Records provided

## BEGIN

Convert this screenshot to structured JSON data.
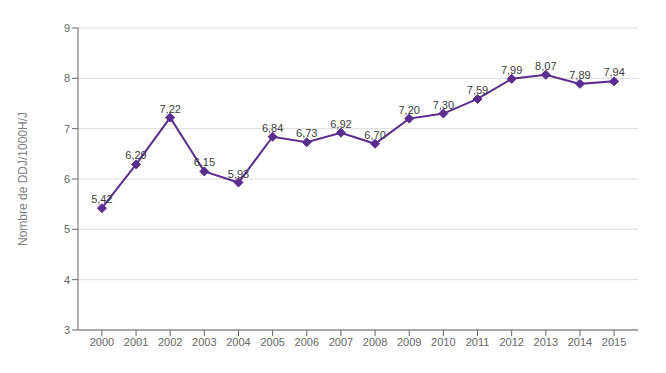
{
  "chart_data": {
    "type": "line",
    "x": [
      2000,
      2001,
      2002,
      2003,
      2004,
      2005,
      2006,
      2007,
      2008,
      2009,
      2010,
      2011,
      2012,
      2013,
      2014,
      2015
    ],
    "values": [
      5.42,
      6.29,
      7.22,
      6.15,
      5.93,
      6.84,
      6.73,
      6.92,
      6.7,
      7.2,
      7.3,
      7.59,
      7.99,
      8.07,
      7.89,
      7.94
    ],
    "value_labels": [
      "5,42",
      "6,29",
      "7,22",
      "6,15",
      "5,93",
      "6,84",
      "6,73",
      "6,92",
      "6,70",
      "7,20",
      "7,30",
      "7,59",
      "7,99",
      "8,07",
      "7,89",
      "7,94"
    ],
    "color": "#5b2d8e",
    "marker": "diamond",
    "ylabel": "Nombre de DDJ/1000H/J",
    "xlim": [
      1999.3,
      2015.7
    ],
    "xticks": [
      2000,
      2001,
      2002,
      2003,
      2004,
      2005,
      2006,
      2007,
      2008,
      2009,
      2010,
      2011,
      2012,
      2013,
      2014,
      2015
    ],
    "ylim": [
      3,
      9
    ],
    "yticks": [
      3,
      4,
      5,
      6,
      7,
      8,
      9
    ],
    "grid": true,
    "data_labels": true
  }
}
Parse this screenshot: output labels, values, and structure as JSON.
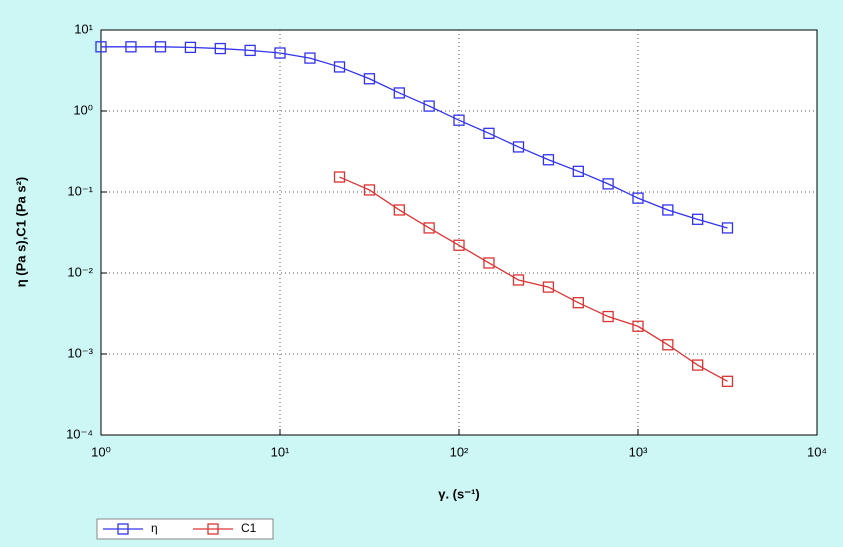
{
  "chart_data": {
    "type": "line",
    "x_label": "γ. (s⁻¹)",
    "y_label": "η (Pa s),C1 (Pa s²)",
    "log_x": true,
    "log_y": true,
    "grid": true,
    "legend": "bottom-left",
    "x": [
      1,
      1.47,
      2.15,
      3.16,
      4.64,
      6.81,
      10,
      14.7,
      21.5,
      31.6,
      46.4,
      68.1,
      100,
      147,
      215,
      316,
      464,
      681,
      1000,
      1468,
      2154,
      3162
    ],
    "series": [
      {
        "name": "η",
        "color": "#3333ee",
        "values": [
          6.2,
          6.2,
          6.2,
          6.1,
          5.9,
          5.6,
          5.2,
          4.5,
          3.5,
          2.5,
          1.67,
          1.15,
          0.77,
          0.53,
          0.36,
          0.25,
          0.18,
          0.126,
          0.084,
          0.06,
          0.046,
          0.036
        ]
      },
      {
        "name": "C1",
        "color": "#dd3333",
        "values": [
          null,
          null,
          null,
          null,
          null,
          null,
          null,
          null,
          0.153,
          0.106,
          0.06,
          0.036,
          0.022,
          0.0133,
          0.0082,
          0.0067,
          0.0043,
          0.0029,
          0.0022,
          0.0013,
          0.00073,
          0.00046
        ]
      }
    ],
    "xlim": [
      1,
      10000
    ],
    "xticks": [
      {
        "value": 1,
        "label": "10⁰"
      },
      {
        "value": 10,
        "label": "10¹"
      },
      {
        "value": 100,
        "label": "10²"
      },
      {
        "value": 1000,
        "label": "10³"
      },
      {
        "value": 10000,
        "label": "10⁴"
      }
    ],
    "ylim": [
      0.0001,
      10
    ],
    "yticks": [
      {
        "value": 0.0001,
        "label": "10⁻⁴"
      },
      {
        "value": 0.001,
        "label": "10⁻³"
      },
      {
        "value": 0.01,
        "label": "10⁻²"
      },
      {
        "value": 0.1,
        "label": "10⁻¹"
      },
      {
        "value": 1,
        "label": "10⁰"
      },
      {
        "value": 10,
        "label": "10¹"
      }
    ]
  }
}
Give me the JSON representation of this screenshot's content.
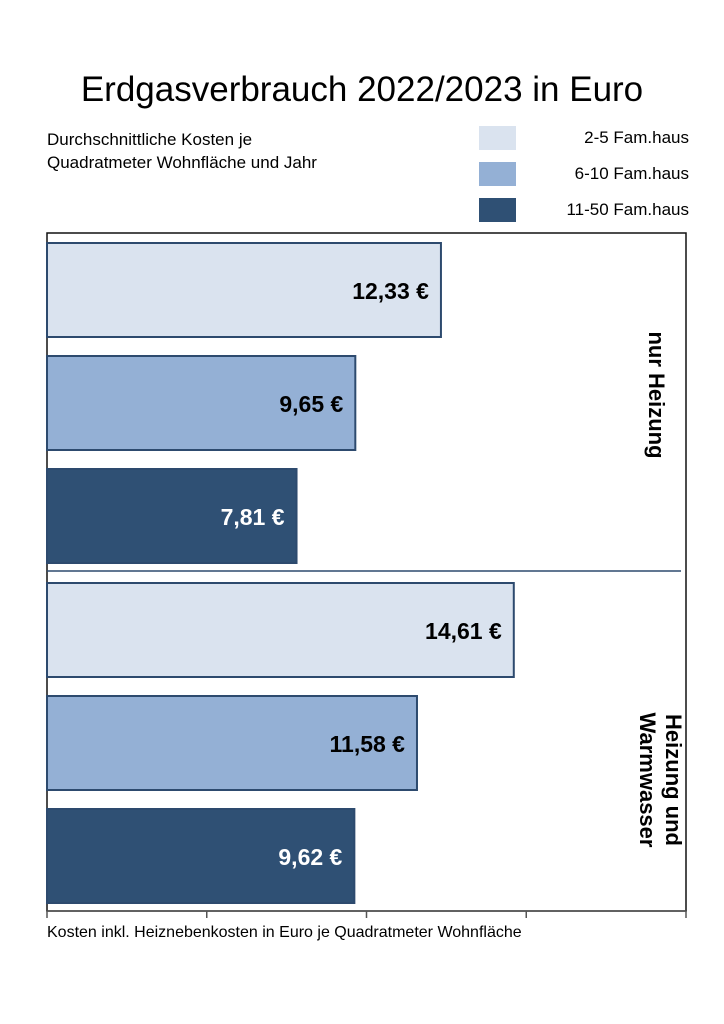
{
  "chart_data": {
    "type": "bar",
    "orientation": "horizontal",
    "title": "Erdgasverbrauch 2022/2023 in Euro",
    "subtitle": "Durchschnittliche Kosten je\nQuadratmeter Wohnfläche und Jahr",
    "xlabel": "Kosten inkl. Heiznebenkosten in Euro je Quadratmeter Wohnfläche",
    "xlim": [
      0,
      20
    ],
    "x_ticks": [
      0,
      5,
      10,
      15,
      20
    ],
    "tick_labels_shown": false,
    "grid": false,
    "legend_position": "top-right",
    "categories": [
      "nur Heizung",
      "Heizung und Warmwasser"
    ],
    "series": [
      {
        "name": "2-5 Fam.haus",
        "color": "#dae3ef",
        "values": [
          12.33,
          14.61
        ],
        "labels": [
          "12,33 €",
          "14,61 €"
        ],
        "label_color": "#000000"
      },
      {
        "name": "6-10 Fam.haus",
        "color": "#94b0d5",
        "values": [
          9.65,
          11.58
        ],
        "labels": [
          "9,65 €",
          "11,58 €"
        ],
        "label_color": "#000000"
      },
      {
        "name": "11-50 Fam.haus",
        "color": "#2f5074",
        "values": [
          7.81,
          9.62
        ],
        "labels": [
          "7,81 €",
          "9,62 €"
        ],
        "label_color": "#ffffff"
      }
    ],
    "bar_border_color": "#2d4a6e"
  }
}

## END

Objective
Filter the records down to the lines that contain the string "this", and copy those lines.

Right answer
Convert this screenshot to structured JSON data.
Parse this screenshot: output labels, values, and structure as JSON.
Give me the JSON representation of this screenshot's content.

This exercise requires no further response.